• [Ejercicio breve 1] Copia sin cambios el tramo de la reseña que va desde "Tras un cuarto" hasta "parte de arriba).".

• [Fragmento del texto]
David Foenkinos (n. 1974), escritor francés con una trayectoria literaria en fase de consolidación, se ha lanzado --junto con su hermano Stéphane-- a la adaptación de una de sus novelas: La delicadeza (2011). Es su primera incursión en el largometraje y hay que decir, para los que se cansan pronto de leer, que no lo ha hecho nada mal. El libro fue la sensación de la temporada en Francia hace dos años, llevándose todo tipo de premios y recibiendo toda clase de parabienes especializados y populares. Como no la he leído no sé si se debe a su calidad literaria o al acierto de haber tocado un punto débil de nuestra educación sentimental: la necesidad de comportarse con naturalidad, sacudirse la pulsión de la lujuria a primera vista y ser uno mismo, ser sensible, ser, en fin, delicado. O puede que el secreto de su éxito sea una combinación de ambas cosas; o de ninguna, y que la película haya explotado lagunas que el texto omitía. No sé. La película, eso es seguro, conmueve sin necesidad de cargar las tintas o de recurrir a la babosería propia del género.
Tras un cuarto de hora inicial bastante convencional y errático, quizá porque es la parte que ya conocemos por la sinopsis y nos resulta fácil adelantarnos a los acontecimientos y a la forma de presentarlos, tras desviar la atención del espectador con un interesante personaje-señuelo, entra en escena Marcus, la versión sueca del Smith Jerrod de Sexo en Nueva York (1998-2004), con la diferencia de que no es el típico tío bueno, sino una persona del montón (y no precisamente de los de la parte de arriba).

• [Datos de entrada]
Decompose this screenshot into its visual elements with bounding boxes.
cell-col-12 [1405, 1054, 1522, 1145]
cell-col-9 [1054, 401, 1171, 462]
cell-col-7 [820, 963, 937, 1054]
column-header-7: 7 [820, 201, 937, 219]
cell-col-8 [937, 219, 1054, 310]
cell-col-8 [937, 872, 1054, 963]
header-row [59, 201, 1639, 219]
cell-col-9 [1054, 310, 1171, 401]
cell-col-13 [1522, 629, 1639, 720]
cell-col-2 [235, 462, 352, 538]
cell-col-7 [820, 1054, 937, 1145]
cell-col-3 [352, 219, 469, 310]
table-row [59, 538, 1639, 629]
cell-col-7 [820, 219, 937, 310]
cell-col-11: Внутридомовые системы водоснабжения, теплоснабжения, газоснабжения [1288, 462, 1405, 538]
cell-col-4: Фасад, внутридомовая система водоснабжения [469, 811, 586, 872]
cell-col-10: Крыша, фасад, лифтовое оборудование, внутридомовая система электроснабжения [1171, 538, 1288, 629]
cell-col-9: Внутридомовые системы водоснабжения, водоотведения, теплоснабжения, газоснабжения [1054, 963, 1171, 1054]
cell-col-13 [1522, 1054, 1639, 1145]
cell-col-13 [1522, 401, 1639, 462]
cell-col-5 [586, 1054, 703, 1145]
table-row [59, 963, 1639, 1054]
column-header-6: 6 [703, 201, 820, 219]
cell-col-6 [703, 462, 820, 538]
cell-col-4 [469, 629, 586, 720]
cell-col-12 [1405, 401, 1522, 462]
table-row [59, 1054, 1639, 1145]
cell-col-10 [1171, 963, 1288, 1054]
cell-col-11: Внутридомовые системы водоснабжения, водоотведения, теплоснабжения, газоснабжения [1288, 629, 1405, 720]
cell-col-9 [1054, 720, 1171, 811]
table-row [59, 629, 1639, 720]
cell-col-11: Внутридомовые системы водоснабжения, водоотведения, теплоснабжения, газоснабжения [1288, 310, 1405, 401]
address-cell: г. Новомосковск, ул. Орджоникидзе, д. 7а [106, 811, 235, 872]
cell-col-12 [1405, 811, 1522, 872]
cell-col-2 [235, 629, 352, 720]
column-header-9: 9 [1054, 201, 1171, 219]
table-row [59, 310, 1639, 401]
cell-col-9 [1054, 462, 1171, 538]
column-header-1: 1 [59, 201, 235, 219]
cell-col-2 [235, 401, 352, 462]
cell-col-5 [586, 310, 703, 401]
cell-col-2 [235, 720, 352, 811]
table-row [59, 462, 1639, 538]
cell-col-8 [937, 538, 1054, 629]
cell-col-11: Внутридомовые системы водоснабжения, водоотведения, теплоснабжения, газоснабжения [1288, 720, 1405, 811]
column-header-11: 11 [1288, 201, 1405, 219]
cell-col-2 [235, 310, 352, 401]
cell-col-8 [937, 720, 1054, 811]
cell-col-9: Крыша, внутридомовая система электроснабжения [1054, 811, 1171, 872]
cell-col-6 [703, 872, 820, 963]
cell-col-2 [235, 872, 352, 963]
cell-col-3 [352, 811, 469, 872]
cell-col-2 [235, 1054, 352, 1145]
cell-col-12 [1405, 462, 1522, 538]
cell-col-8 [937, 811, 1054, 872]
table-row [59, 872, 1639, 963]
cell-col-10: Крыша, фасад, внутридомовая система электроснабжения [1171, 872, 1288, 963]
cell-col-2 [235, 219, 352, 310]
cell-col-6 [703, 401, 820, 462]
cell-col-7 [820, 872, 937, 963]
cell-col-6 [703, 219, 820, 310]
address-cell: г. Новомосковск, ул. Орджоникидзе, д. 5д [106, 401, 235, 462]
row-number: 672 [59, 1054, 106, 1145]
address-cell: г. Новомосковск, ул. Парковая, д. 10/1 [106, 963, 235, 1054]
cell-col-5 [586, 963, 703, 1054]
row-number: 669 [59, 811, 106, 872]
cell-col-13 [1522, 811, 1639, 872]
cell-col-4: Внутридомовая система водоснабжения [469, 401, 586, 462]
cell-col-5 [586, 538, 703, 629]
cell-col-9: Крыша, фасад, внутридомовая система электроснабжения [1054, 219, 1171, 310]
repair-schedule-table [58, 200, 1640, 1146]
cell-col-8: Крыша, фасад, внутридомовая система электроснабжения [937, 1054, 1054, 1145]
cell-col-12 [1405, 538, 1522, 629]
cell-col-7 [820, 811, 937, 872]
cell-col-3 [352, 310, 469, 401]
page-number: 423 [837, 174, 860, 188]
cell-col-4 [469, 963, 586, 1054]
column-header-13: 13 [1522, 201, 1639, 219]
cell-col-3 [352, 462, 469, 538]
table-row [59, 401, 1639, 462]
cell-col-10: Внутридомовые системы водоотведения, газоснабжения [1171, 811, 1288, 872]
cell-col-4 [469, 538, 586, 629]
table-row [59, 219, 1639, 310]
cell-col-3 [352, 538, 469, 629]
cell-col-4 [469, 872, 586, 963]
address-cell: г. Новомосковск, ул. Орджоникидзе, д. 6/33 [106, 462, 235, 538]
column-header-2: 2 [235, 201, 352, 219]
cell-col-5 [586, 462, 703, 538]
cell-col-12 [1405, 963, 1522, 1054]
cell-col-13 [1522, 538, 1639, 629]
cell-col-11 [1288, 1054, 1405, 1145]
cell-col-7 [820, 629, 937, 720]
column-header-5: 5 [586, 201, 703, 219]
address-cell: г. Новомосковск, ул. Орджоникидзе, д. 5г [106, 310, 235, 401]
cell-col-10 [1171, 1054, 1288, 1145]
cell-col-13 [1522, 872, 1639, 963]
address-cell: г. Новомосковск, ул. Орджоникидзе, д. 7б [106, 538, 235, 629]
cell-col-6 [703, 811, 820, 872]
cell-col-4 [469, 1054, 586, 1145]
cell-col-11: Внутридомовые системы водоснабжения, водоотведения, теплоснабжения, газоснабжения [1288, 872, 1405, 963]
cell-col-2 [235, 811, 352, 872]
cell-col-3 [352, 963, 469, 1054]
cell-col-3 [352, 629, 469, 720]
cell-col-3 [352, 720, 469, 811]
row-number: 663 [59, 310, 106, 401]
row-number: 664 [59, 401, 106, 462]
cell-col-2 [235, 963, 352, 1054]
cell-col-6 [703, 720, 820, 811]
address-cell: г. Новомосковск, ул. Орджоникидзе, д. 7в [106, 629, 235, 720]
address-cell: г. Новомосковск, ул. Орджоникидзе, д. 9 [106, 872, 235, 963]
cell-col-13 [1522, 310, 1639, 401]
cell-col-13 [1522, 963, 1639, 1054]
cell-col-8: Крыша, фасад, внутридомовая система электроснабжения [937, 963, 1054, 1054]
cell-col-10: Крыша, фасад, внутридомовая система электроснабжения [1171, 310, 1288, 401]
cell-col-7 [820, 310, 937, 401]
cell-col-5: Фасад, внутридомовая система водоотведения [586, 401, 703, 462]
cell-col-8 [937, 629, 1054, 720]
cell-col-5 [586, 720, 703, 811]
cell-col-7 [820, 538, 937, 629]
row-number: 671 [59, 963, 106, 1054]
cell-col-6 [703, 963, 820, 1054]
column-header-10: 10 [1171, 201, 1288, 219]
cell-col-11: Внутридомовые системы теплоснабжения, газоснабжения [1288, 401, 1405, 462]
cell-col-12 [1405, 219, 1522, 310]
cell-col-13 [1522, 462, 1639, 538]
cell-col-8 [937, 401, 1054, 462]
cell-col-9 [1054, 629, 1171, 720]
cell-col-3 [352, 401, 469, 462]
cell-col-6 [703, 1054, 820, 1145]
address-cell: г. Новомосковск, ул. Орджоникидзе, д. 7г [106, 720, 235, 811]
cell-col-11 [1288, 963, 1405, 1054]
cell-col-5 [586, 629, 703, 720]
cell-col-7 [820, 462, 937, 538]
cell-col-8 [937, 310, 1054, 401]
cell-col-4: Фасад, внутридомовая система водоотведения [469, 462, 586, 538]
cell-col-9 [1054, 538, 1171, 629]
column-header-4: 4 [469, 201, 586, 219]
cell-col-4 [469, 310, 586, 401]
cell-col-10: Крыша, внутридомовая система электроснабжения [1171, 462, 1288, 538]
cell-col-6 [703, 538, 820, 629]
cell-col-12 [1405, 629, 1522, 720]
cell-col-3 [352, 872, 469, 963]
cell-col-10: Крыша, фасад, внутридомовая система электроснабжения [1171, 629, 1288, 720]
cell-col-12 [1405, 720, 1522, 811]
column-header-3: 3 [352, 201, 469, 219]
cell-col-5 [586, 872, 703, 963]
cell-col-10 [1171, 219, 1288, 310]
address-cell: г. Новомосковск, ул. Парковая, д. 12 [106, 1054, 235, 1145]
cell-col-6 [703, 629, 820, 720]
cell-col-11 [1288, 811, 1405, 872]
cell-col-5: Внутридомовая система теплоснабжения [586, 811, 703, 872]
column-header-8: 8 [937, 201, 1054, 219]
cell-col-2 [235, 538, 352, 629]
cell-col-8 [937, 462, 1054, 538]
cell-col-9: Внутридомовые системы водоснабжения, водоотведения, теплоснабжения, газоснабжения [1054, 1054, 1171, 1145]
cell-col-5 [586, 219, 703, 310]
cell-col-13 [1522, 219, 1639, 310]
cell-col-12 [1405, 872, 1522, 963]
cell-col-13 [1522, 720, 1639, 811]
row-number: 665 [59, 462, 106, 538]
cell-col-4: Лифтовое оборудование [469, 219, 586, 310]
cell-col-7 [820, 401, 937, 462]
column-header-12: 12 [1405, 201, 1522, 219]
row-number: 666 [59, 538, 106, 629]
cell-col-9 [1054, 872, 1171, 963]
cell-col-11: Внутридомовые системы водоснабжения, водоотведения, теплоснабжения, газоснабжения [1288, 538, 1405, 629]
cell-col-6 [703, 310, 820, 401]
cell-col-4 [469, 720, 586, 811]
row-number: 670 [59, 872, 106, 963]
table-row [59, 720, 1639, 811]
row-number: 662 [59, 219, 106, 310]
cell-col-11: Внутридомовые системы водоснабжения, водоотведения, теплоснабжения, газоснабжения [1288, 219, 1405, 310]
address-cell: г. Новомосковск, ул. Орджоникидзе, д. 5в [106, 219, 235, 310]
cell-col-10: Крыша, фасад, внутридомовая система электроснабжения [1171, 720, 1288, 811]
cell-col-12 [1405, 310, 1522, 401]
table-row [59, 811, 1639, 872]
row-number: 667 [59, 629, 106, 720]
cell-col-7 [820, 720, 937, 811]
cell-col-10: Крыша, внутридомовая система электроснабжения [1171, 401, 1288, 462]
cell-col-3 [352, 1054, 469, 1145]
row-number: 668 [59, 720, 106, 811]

• [Ejercicio breve 2] Por favor, sustituye "table-row" por "data-row" en el tramo de las filas que va desde su comienzo hasta la línea que contiene "cell-col-9: Крыша, внутридомовая", ambas incluidas. Devuelve solo esas líneas y deja todo lo demás sin cambios.

• [Solución completa 1]
Tras un cuarto de hora inicial bastante convencional y errático, quizá porque es la parte que ya conocemos por la sinopsis y nos resulta fácil adelantarnos a los acontecimientos y a la forma de presentarlos, tras desviar la atención del espectador con un interesante personaje-señuelo, entra en escena Marcus, la versión sueca del Smith Jerrod de Sexo en Nueva York (1998-2004), con la diferencia de que no es el típico tío bueno, sino una persona del montón (y no precisamente de los de la parte de arriba).

• [Solución completa 2]
Decompose this screenshot into its visual elements with bounding boxes.
cell-col-12 [1405, 1054, 1522, 1145]
cell-col-9 [1054, 401, 1171, 462]
cell-col-7 [820, 963, 937, 1054]
column-header-7: 7 [820, 201, 937, 219]
cell-col-8 [937, 219, 1054, 310]
cell-col-8 [937, 872, 1054, 963]
header-row [59, 201, 1639, 219]
cell-col-9 [1054, 310, 1171, 401]
cell-col-13 [1522, 629, 1639, 720]
cell-col-2 [235, 462, 352, 538]
cell-col-7 [820, 1054, 937, 1145]
cell-col-3 [352, 219, 469, 310]
data-row [59, 538, 1639, 629]
cell-col-7 [820, 219, 937, 310]
cell-col-11: Внутридомовые системы водоснабжения, теплоснабжения, газоснабжения [1288, 462, 1405, 538]
cell-col-4: Фасад, внутридомовая система водоснабжения [469, 811, 586, 872]
cell-col-10: Крыша, фасад, лифтовое оборудование, внутридомовая система электроснабжения [1171, 538, 1288, 629]
cell-col-9: Внутридомовые системы водоснабжения, водоотведения, теплоснабжения, газоснабжения [1054, 963, 1171, 1054]
cell-col-13 [1522, 1054, 1639, 1145]
cell-col-13 [1522, 401, 1639, 462]
cell-col-5 [586, 1054, 703, 1145]
data-row [59, 963, 1639, 1054]
column-header-6: 6 [703, 201, 820, 219]
cell-col-6 [703, 462, 820, 538]
cell-col-4 [469, 629, 586, 720]
cell-col-12 [1405, 401, 1522, 462]
data-row [59, 1054, 1639, 1145]
cell-col-10 [1171, 963, 1288, 1054]
cell-col-11: Внутридомовые системы водоснабжения, водоотведения, теплоснабжения, газоснабжения [1288, 629, 1405, 720]
cell-col-9 [1054, 720, 1171, 811]
data-row [59, 629, 1639, 720]
cell-col-11: Внутридомовые системы водоснабжения, водоотведения, теплоснабжения, газоснабжения [1288, 310, 1405, 401]
address-cell: г. Новомосковск, ул. Орджоникидзе, д. 7а [106, 811, 235, 872]
cell-col-12 [1405, 811, 1522, 872]
cell-col-2 [235, 629, 352, 720]
column-header-9: 9 [1054, 201, 1171, 219]
data-row [59, 310, 1639, 401]
cell-col-9 [1054, 462, 1171, 538]
column-header-1: 1 [59, 201, 235, 219]
cell-col-2 [235, 401, 352, 462]
cell-col-5 [586, 310, 703, 401]
cell-col-2 [235, 720, 352, 811]
data-row [59, 462, 1639, 538]
cell-col-8 [937, 538, 1054, 629]
cell-col-11: Внутридомовые системы водоснабжения, водоотведения, теплоснабжения, газоснабжения [1288, 720, 1405, 811]
column-header-11: 11 [1288, 201, 1405, 219]
cell-col-2 [235, 310, 352, 401]
cell-col-8 [937, 720, 1054, 811]
cell-col-9: Крыша, внутридомовая система электроснабжения [1054, 811, 1171, 872]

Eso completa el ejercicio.